Data excerpts |
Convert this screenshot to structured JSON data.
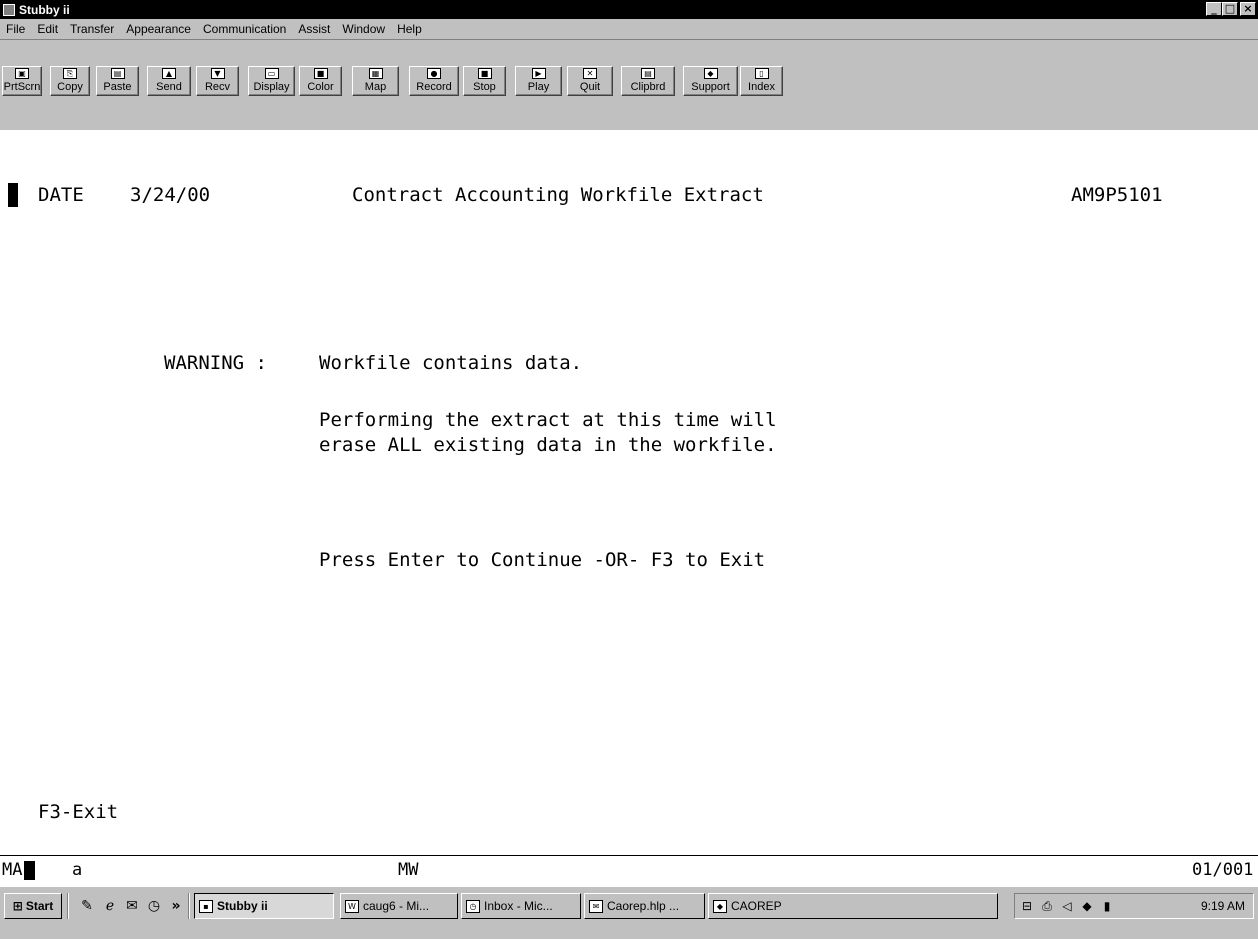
{
  "window": {
    "title": "Stubby ii",
    "buttons": {
      "minimize": "_",
      "maximize": "□",
      "close": "×"
    }
  },
  "menu": [
    "File",
    "Edit",
    "Transfer",
    "Appearance",
    "Communication",
    "Assist",
    "Window",
    "Help"
  ],
  "toolbar": [
    {
      "label": "PrtScrn",
      "icon": "print-screen-icon"
    },
    {
      "label": "Copy",
      "icon": "copy-icon"
    },
    {
      "label": "Paste",
      "icon": "paste-icon"
    },
    {
      "label": "Send",
      "icon": "send-icon"
    },
    {
      "label": "Recv",
      "icon": "receive-icon"
    },
    {
      "label": "Display",
      "icon": "display-icon"
    },
    {
      "label": "Color",
      "icon": "color-icon"
    },
    {
      "label": "Map",
      "icon": "map-icon"
    },
    {
      "label": "Record",
      "icon": "record-icon"
    },
    {
      "label": "Stop",
      "icon": "stop-icon"
    },
    {
      "label": "Play",
      "icon": "play-icon"
    },
    {
      "label": "Quit",
      "icon": "quit-icon"
    },
    {
      "label": "Clipbrd",
      "icon": "clipboard-icon"
    },
    {
      "label": "Support",
      "icon": "support-icon"
    },
    {
      "label": "Index",
      "icon": "index-icon"
    }
  ],
  "screen": {
    "date_label": "DATE",
    "date_value": "3/24/00",
    "title": "Contract Accounting Workfile Extract",
    "program_id": "AM9P5101",
    "warning_label": "WARNING :",
    "warning_text": "Workfile contains data.",
    "detail_line1": "Performing the extract at this time will",
    "detail_line2": "erase ALL existing data in the workfile.",
    "prompt": "Press Enter to Continue -OR- F3 to Exit",
    "footer_keys": "F3-Exit"
  },
  "oia": {
    "left": "MA",
    "mode": "a",
    "workstation": "MW",
    "position": "01/001"
  },
  "taskbar": {
    "start": "Start",
    "quick_launch": [
      "desktop-icon",
      "internet-explorer-icon",
      "outlook-icon",
      "clock-app-icon"
    ],
    "more": "»",
    "tasks": [
      {
        "label": "Stubby ii",
        "active": true,
        "icon": "terminal-icon"
      },
      {
        "label": "caug6 - Mi...",
        "active": false,
        "icon": "word-icon"
      },
      {
        "label": "Inbox - Mic...",
        "active": false,
        "icon": "inbox-icon"
      },
      {
        "label": "Caorep.hlp ...",
        "active": false,
        "icon": "envelope-icon"
      },
      {
        "label": "CAOREP",
        "active": false,
        "icon": "app-icon"
      }
    ],
    "clock": "9:19 AM"
  }
}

The request | All of the records above must be copied exactly, except for the pictures.

Response |
Convert this screenshot to structured JSON data.
{
  "window": {
    "title": "Stubby ii",
    "buttons": {
      "minimize": "_",
      "maximize": "□",
      "close": "×"
    }
  },
  "menu": [
    "File",
    "Edit",
    "Transfer",
    "Appearance",
    "Communication",
    "Assist",
    "Window",
    "Help"
  ],
  "toolbar": [
    {
      "label": "PrtScrn",
      "icon": "print-screen-icon"
    },
    {
      "label": "Copy",
      "icon": "copy-icon"
    },
    {
      "label": "Paste",
      "icon": "paste-icon"
    },
    {
      "label": "Send",
      "icon": "send-icon"
    },
    {
      "label": "Recv",
      "icon": "receive-icon"
    },
    {
      "label": "Display",
      "icon": "display-icon"
    },
    {
      "label": "Color",
      "icon": "color-icon"
    },
    {
      "label": "Map",
      "icon": "map-icon"
    },
    {
      "label": "Record",
      "icon": "record-icon"
    },
    {
      "label": "Stop",
      "icon": "stop-icon"
    },
    {
      "label": "Play",
      "icon": "play-icon"
    },
    {
      "label": "Quit",
      "icon": "quit-icon"
    },
    {
      "label": "Clipbrd",
      "icon": "clipboard-icon"
    },
    {
      "label": "Support",
      "icon": "support-icon"
    },
    {
      "label": "Index",
      "icon": "index-icon"
    }
  ],
  "screen": {
    "date_label": "DATE",
    "date_value": "3/24/00",
    "title": "Contract Accounting Workfile Extract",
    "program_id": "AM9P5101",
    "warning_label": "WARNING :",
    "warning_text": "Workfile contains data.",
    "detail_line1": "Performing the extract at this time will",
    "detail_line2": "erase ALL existing data in the workfile.",
    "prompt": "Press Enter to Continue -OR- F3 to Exit",
    "footer_keys": "F3-Exit"
  },
  "oia": {
    "left": "MA",
    "mode": "a",
    "workstation": "MW",
    "position": "01/001"
  },
  "taskbar": {
    "start": "Start",
    "quick_launch": [
      "desktop-icon",
      "internet-explorer-icon",
      "outlook-icon",
      "clock-app-icon"
    ],
    "more": "»",
    "tasks": [
      {
        "label": "Stubby ii",
        "active": true,
        "icon": "terminal-icon"
      },
      {
        "label": "caug6 - Mi...",
        "active": false,
        "icon": "word-icon"
      },
      {
        "label": "Inbox - Mic...",
        "active": false,
        "icon": "inbox-icon"
      },
      {
        "label": "Caorep.hlp ...",
        "active": false,
        "icon": "envelope-icon"
      },
      {
        "label": "CAOREP",
        "active": false,
        "icon": "app-icon"
      }
    ],
    "clock": "9:19 AM"
  }
}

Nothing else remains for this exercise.